Start DATA

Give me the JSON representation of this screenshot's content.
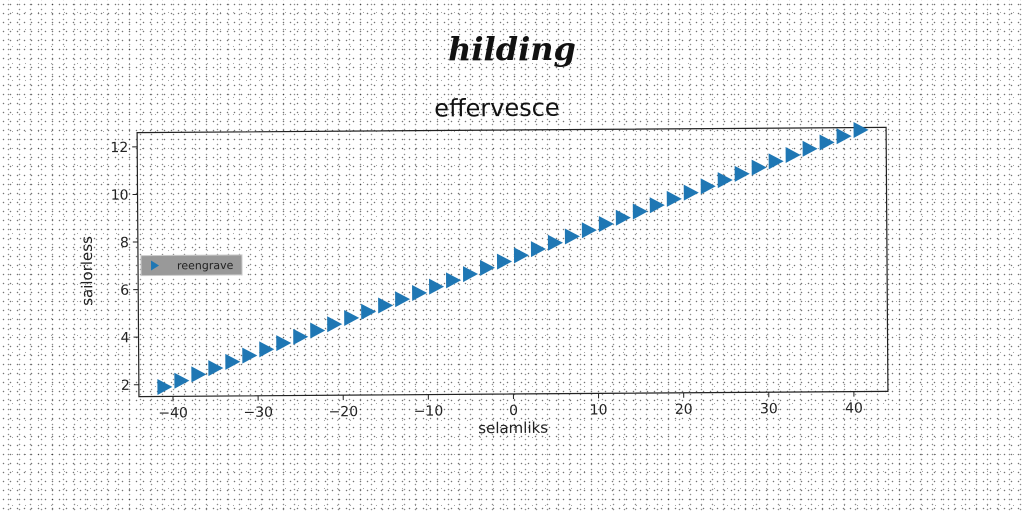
{
  "suptitle": "hilding",
  "chart_data": {
    "type": "scatter",
    "title": "effervesce",
    "xlabel": "selamliks",
    "ylabel": "sailorless",
    "xlim": [
      -44,
      44
    ],
    "ylim": [
      1.5,
      12.6
    ],
    "xticks": [
      "−40",
      "−30",
      "−20",
      "−10",
      "0",
      "10",
      "20",
      "30",
      "40"
    ],
    "xtick_values": [
      -40,
      -30,
      -20,
      -10,
      0,
      10,
      20,
      30,
      40
    ],
    "yticks": [
      "2",
      "4",
      "6",
      "8",
      "10",
      "12"
    ],
    "ytick_values": [
      2,
      4,
      6,
      8,
      10,
      12
    ],
    "grid": false,
    "legend": {
      "position": "center-left"
    },
    "series": [
      {
        "name": "reengrave",
        "marker": "triangle-right",
        "color": "#1f77b4",
        "x_start": -41,
        "x_end": 40,
        "x_step": 2,
        "y_start": 1.9,
        "y_end": 12.5
      }
    ]
  }
}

End DATA

Output the entries above exactly. Drop the pictures.

● REPLY:
Give me the JSON representation of this screenshot's content.
{
  "suptitle": "hilding",
  "chart_data": {
    "type": "scatter",
    "title": "effervesce",
    "xlabel": "selamliks",
    "ylabel": "sailorless",
    "xlim": [
      -44,
      44
    ],
    "ylim": [
      1.5,
      12.6
    ],
    "xticks": [
      "−40",
      "−30",
      "−20",
      "−10",
      "0",
      "10",
      "20",
      "30",
      "40"
    ],
    "xtick_values": [
      -40,
      -30,
      -20,
      -10,
      0,
      10,
      20,
      30,
      40
    ],
    "yticks": [
      "2",
      "4",
      "6",
      "8",
      "10",
      "12"
    ],
    "ytick_values": [
      2,
      4,
      6,
      8,
      10,
      12
    ],
    "grid": false,
    "legend": {
      "position": "center-left"
    },
    "series": [
      {
        "name": "reengrave",
        "marker": "triangle-right",
        "color": "#1f77b4",
        "x_start": -41,
        "x_end": 40,
        "x_step": 2,
        "y_start": 1.9,
        "y_end": 12.5
      }
    ]
  }
}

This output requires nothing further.